Your task: Extract each record and reproduce it exactly.

Part of a data file:

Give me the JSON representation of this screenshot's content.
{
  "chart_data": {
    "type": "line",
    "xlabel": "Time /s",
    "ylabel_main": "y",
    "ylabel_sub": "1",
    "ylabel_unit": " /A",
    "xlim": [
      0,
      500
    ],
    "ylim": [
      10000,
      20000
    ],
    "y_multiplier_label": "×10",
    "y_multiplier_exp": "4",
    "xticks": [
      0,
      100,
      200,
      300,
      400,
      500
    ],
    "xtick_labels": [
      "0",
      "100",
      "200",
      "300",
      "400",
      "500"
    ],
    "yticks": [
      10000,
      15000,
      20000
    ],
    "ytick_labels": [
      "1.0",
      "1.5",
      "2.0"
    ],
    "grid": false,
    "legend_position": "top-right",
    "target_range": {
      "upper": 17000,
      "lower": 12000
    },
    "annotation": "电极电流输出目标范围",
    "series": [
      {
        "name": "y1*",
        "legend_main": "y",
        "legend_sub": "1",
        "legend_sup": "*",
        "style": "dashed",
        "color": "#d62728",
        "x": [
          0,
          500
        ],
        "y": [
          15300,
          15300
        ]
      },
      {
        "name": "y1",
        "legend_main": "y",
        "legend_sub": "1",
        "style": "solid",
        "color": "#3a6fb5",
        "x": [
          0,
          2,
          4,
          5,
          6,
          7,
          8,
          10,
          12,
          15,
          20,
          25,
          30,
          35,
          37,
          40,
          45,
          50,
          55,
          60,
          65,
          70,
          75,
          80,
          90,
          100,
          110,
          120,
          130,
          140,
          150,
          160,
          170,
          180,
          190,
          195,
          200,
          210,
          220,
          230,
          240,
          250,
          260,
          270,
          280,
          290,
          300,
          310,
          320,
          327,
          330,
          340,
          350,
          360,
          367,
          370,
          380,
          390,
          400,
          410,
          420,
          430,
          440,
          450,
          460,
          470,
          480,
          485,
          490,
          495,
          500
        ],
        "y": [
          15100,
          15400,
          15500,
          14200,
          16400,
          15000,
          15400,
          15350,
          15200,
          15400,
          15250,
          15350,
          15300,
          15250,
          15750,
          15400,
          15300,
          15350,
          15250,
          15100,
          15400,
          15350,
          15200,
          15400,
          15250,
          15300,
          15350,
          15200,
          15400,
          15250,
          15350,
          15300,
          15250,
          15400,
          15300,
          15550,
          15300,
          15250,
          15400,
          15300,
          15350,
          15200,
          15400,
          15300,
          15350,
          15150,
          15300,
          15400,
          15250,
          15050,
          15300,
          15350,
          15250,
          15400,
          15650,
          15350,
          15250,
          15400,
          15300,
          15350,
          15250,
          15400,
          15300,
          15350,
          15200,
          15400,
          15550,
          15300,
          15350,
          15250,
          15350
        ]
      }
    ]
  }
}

Task result:
Give me the JSON representation of this screenshot's content.
{
  "chart_data": {
    "type": "line",
    "xlabel": "Time /s",
    "ylabel_main": "y",
    "ylabel_sub": "1",
    "ylabel_unit": " /A",
    "xlim": [
      0,
      500
    ],
    "ylim": [
      10000,
      20000
    ],
    "y_multiplier_label": "×10",
    "y_multiplier_exp": "4",
    "xticks": [
      0,
      100,
      200,
      300,
      400,
      500
    ],
    "xtick_labels": [
      "0",
      "100",
      "200",
      "300",
      "400",
      "500"
    ],
    "yticks": [
      10000,
      15000,
      20000
    ],
    "ytick_labels": [
      "1.0",
      "1.5",
      "2.0"
    ],
    "grid": false,
    "legend_position": "top-right",
    "target_range": {
      "upper": 17000,
      "lower": 12000
    },
    "annotation": "电极电流输出目标范围",
    "series": [
      {
        "name": "y1*",
        "legend_main": "y",
        "legend_sub": "1",
        "legend_sup": "*",
        "style": "dashed",
        "color": "#d62728",
        "x": [
          0,
          500
        ],
        "y": [
          15300,
          15300
        ]
      },
      {
        "name": "y1",
        "legend_main": "y",
        "legend_sub": "1",
        "style": "solid",
        "color": "#3a6fb5",
        "x": [
          0,
          2,
          4,
          5,
          6,
          7,
          8,
          10,
          12,
          15,
          20,
          25,
          30,
          35,
          37,
          40,
          45,
          50,
          55,
          60,
          65,
          70,
          75,
          80,
          90,
          100,
          110,
          120,
          130,
          140,
          150,
          160,
          170,
          180,
          190,
          195,
          200,
          210,
          220,
          230,
          240,
          250,
          260,
          270,
          280,
          290,
          300,
          310,
          320,
          327,
          330,
          340,
          350,
          360,
          367,
          370,
          380,
          390,
          400,
          410,
          420,
          430,
          440,
          450,
          460,
          470,
          480,
          485,
          490,
          495,
          500
        ],
        "y": [
          15100,
          15400,
          15500,
          14200,
          16400,
          15000,
          15400,
          15350,
          15200,
          15400,
          15250,
          15350,
          15300,
          15250,
          15750,
          15400,
          15300,
          15350,
          15250,
          15100,
          15400,
          15350,
          15200,
          15400,
          15250,
          15300,
          15350,
          15200,
          15400,
          15250,
          15350,
          15300,
          15250,
          15400,
          15300,
          15550,
          15300,
          15250,
          15400,
          15300,
          15350,
          15200,
          15400,
          15300,
          15350,
          15150,
          15300,
          15400,
          15250,
          15050,
          15300,
          15350,
          15250,
          15400,
          15650,
          15350,
          15250,
          15400,
          15300,
          15350,
          15250,
          15400,
          15300,
          15350,
          15200,
          15400,
          15550,
          15300,
          15350,
          15250,
          15350
        ]
      }
    ]
  }
}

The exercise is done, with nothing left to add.